= AIM =
Reproduce the whole listing, character for character.

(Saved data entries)
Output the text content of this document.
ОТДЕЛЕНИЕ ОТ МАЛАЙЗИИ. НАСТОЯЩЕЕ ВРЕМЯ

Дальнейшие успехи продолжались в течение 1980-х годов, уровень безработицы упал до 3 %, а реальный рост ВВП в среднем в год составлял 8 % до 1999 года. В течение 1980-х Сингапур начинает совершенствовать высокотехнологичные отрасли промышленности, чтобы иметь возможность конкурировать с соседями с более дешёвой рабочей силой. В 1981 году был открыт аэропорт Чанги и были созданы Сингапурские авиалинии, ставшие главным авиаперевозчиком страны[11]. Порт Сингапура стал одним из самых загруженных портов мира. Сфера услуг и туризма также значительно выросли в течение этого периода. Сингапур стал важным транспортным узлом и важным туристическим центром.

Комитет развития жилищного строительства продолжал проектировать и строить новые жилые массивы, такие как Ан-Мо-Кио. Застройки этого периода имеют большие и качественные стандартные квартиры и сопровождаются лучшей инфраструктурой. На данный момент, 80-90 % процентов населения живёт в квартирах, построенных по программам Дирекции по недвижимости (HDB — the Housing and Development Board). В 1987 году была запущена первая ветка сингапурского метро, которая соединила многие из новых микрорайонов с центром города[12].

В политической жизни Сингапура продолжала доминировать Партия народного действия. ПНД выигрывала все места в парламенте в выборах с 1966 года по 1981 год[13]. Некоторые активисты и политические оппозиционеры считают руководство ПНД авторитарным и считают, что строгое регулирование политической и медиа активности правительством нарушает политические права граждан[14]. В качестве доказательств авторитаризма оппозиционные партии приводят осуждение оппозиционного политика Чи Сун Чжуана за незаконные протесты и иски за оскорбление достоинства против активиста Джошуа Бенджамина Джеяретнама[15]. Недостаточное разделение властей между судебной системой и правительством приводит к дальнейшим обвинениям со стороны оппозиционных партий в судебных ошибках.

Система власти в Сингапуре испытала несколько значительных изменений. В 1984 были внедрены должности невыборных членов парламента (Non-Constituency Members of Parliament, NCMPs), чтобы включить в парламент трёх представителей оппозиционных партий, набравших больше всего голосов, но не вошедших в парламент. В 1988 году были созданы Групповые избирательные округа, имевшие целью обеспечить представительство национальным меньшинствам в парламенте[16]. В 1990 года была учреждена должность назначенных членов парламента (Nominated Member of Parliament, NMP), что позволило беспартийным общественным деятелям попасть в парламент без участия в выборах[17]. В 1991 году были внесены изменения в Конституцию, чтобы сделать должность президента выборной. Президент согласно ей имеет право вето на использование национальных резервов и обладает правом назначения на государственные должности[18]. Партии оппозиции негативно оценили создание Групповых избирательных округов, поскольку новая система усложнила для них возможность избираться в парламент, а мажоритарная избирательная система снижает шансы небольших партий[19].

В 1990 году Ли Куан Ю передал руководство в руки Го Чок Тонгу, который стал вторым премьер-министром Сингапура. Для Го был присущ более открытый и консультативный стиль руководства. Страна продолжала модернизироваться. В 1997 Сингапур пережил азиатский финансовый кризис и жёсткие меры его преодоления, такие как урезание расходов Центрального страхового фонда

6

= THE RESULT =
Output the text content of this document.
ОТДЕЛЕНИЕ ОТ МАЛАЙЗИИ. НАСТОЯЩЕЕ ВРЕМЯ

Дальнейшие успехи продолжались в течение 1980-х годов, уровень безработицы упал до 3 %, а реальный рост ВВП в среднем в год составлял 8 % до 1999 года. В течение 1980-х Сингапур начинает совершенствовать высокотехнологичные отрасли промышленности, чтобы иметь возможность конкурировать с соседями с более дешёвой рабочей силой. В 1981 году был открыт аэропорт Чанги и были созданы Сингапурские авиалинии, ставшие главным авиаперевозчиком страны[11]. Порт Сингапура стал одним из самых загруженных портов мира. Сфера услуг и туризма также значительно выросли в течение этого периода. Сингапур стал важным транспортным узлом и важным туристическим центром.

Комитет развития жилищного строительства продолжал проектировать и строить новые жилые массивы, такие как Ан-Мо-Кио. Застройки этого периода имеют большие и качественные стандартные квартиры и сопровождаются лучшей инфраструктурой. На данный момент, 80-90 % процентов населения живёт в квартирах, построенных по программам Дирекции по недвижимости (HDB — the Housing and Development Board). В 1987 году была запущена первая ветка сингапурского метро, которая соединила многие из новых микрорайонов с центром города[12].

В политической жизни Сингапура продолжала доминировать Партия народного действия. ПНД выигрывала все места в парламенте в выборах с 1966 года по 1981 год[13]. Некоторые активисты и политические оппозиционеры считают руководство ПНД авторитарным и считают, что строгое регулирование политической и медиа активности правительством нарушает политические права граждан[14]. В качестве доказательств авторитаризма оппозиционные партии приводят осуждение оппозиционного политика Чи Сун Чжуана за незаконные протесты и иски за оскорбление достоинства против активиста Джошуа Бенджамина Джеяретнама[15]. Недостаточное разделение властей между судебной системой и правительством приводит к дальнейшим обвинениям со стороны оппозиционных партий в судебных ошибках.

Система власти в Сингапуре испытала несколько значительных изменений. В 1984 были внедрены должности невыборных членов парламента (Non-Constituency Members of Parliament, NCMPs), чтобы включить в парламент трёх представителей оппозиционных партий, набравших больше всего голосов, но не вошедших в парламент. В 1988 году были созданы Групповые избирательные округа, имевшие целью обеспечить представительство национальным меньшинствам в парламенте[16]. В 1990 года была учреждена должность назначенных членов парламента (Nominated Member of Parliament, NMP), что позволило беспартийным общественным деятелям попасть в парламент без участия в выборах[17]. В 1991 году были внесены изменения в Конституцию, чтобы сделать должность президента выборной. Президент согласно ей имеет право вето на использование национальных резервов и обладает правом назначения на государственные должности[18]. Партии оппозиции негативно оценили создание Групповых избирательных округов, поскольку новая система усложнила для них возможность избираться в парламент, а мажоритарная избирательная система снижает шансы небольших партий[19].

В 1990 году Ли Куан Ю передал руководство в руки Го Чок Тонгу, который стал вторым премьер-министром Сингапура. Для Го был присущ более открытый и консультативный стиль руководства. Страна продолжала модернизироваться. В 1997 Сингапур пережил азиатский финансовый кризис и жёсткие меры его преодоления, такие как урезание расходов Центрального страхового фонда

6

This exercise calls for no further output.